Problem to solve:
Leave out the pictures and repeat the data exactly.
= = =
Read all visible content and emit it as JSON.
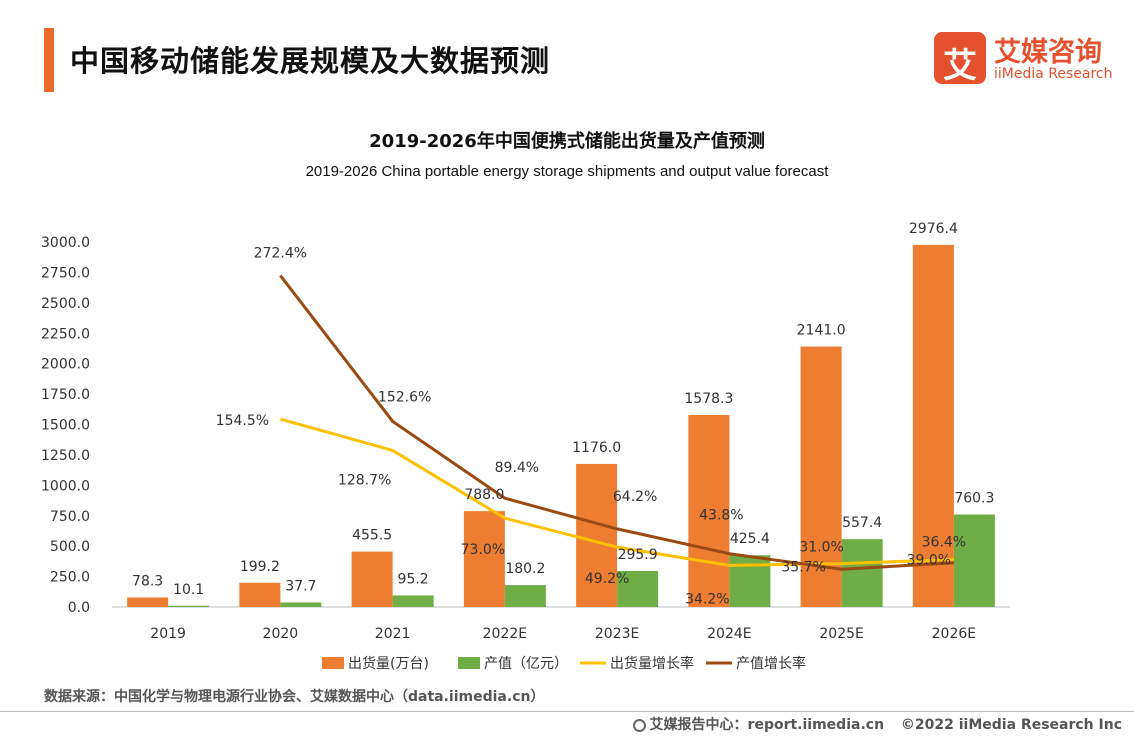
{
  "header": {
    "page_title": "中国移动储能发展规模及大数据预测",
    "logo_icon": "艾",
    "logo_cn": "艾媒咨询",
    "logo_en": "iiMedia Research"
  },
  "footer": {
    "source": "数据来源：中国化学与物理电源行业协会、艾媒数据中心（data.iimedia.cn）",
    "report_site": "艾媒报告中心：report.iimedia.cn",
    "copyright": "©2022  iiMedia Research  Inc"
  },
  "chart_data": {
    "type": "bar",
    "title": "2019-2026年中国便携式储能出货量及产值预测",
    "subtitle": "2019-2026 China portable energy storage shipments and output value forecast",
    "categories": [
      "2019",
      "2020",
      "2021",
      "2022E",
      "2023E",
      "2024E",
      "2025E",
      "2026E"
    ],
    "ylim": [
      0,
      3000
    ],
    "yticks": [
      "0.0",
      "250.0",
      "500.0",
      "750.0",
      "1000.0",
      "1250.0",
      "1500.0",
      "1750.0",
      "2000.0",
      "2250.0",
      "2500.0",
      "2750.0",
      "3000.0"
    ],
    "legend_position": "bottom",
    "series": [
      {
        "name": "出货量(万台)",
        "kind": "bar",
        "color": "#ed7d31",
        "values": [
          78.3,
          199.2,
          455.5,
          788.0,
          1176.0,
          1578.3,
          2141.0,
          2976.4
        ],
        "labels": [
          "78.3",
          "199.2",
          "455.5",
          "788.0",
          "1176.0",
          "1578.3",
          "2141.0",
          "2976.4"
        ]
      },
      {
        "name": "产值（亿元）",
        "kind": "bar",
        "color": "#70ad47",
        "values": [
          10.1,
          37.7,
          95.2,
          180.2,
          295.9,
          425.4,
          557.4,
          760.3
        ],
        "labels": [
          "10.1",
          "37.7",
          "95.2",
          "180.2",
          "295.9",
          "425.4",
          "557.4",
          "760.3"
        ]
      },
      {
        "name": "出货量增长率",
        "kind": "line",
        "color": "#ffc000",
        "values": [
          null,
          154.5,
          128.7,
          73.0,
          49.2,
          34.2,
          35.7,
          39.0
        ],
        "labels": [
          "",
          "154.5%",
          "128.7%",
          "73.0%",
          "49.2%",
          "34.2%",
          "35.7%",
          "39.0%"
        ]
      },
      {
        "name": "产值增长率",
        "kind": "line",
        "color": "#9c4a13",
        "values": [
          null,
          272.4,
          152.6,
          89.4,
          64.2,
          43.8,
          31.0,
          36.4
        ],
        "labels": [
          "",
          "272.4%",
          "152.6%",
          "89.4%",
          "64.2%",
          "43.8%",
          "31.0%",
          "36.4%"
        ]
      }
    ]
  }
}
= = =
Result of the exercise:
Read all visible content and emit it as JSON.
{
  "header": {
    "page_title": "中国移动储能发展规模及大数据预测",
    "logo_icon": "艾",
    "logo_cn": "艾媒咨询",
    "logo_en": "iiMedia Research"
  },
  "footer": {
    "source": "数据来源：中国化学与物理电源行业协会、艾媒数据中心（data.iimedia.cn）",
    "report_site": "艾媒报告中心：report.iimedia.cn",
    "copyright": "©2022  iiMedia Research  Inc"
  },
  "chart_data": {
    "type": "bar",
    "title": "2019-2026年中国便携式储能出货量及产值预测",
    "subtitle": "2019-2026 China portable energy storage shipments and output value forecast",
    "categories": [
      "2019",
      "2020",
      "2021",
      "2022E",
      "2023E",
      "2024E",
      "2025E",
      "2026E"
    ],
    "ylim": [
      0,
      3000
    ],
    "yticks": [
      "0.0",
      "250.0",
      "500.0",
      "750.0",
      "1000.0",
      "1250.0",
      "1500.0",
      "1750.0",
      "2000.0",
      "2250.0",
      "2500.0",
      "2750.0",
      "3000.0"
    ],
    "legend_position": "bottom",
    "series": [
      {
        "name": "出货量(万台)",
        "kind": "bar",
        "color": "#ed7d31",
        "values": [
          78.3,
          199.2,
          455.5,
          788.0,
          1176.0,
          1578.3,
          2141.0,
          2976.4
        ],
        "labels": [
          "78.3",
          "199.2",
          "455.5",
          "788.0",
          "1176.0",
          "1578.3",
          "2141.0",
          "2976.4"
        ]
      },
      {
        "name": "产值（亿元）",
        "kind": "bar",
        "color": "#70ad47",
        "values": [
          10.1,
          37.7,
          95.2,
          180.2,
          295.9,
          425.4,
          557.4,
          760.3
        ],
        "labels": [
          "10.1",
          "37.7",
          "95.2",
          "180.2",
          "295.9",
          "425.4",
          "557.4",
          "760.3"
        ]
      },
      {
        "name": "出货量增长率",
        "kind": "line",
        "color": "#ffc000",
        "values": [
          null,
          154.5,
          128.7,
          73.0,
          49.2,
          34.2,
          35.7,
          39.0
        ],
        "labels": [
          "",
          "154.5%",
          "128.7%",
          "73.0%",
          "49.2%",
          "34.2%",
          "35.7%",
          "39.0%"
        ]
      },
      {
        "name": "产值增长率",
        "kind": "line",
        "color": "#9c4a13",
        "values": [
          null,
          272.4,
          152.6,
          89.4,
          64.2,
          43.8,
          31.0,
          36.4
        ],
        "labels": [
          "",
          "272.4%",
          "152.6%",
          "89.4%",
          "64.2%",
          "43.8%",
          "31.0%",
          "36.4%"
        ]
      }
    ]
  }
}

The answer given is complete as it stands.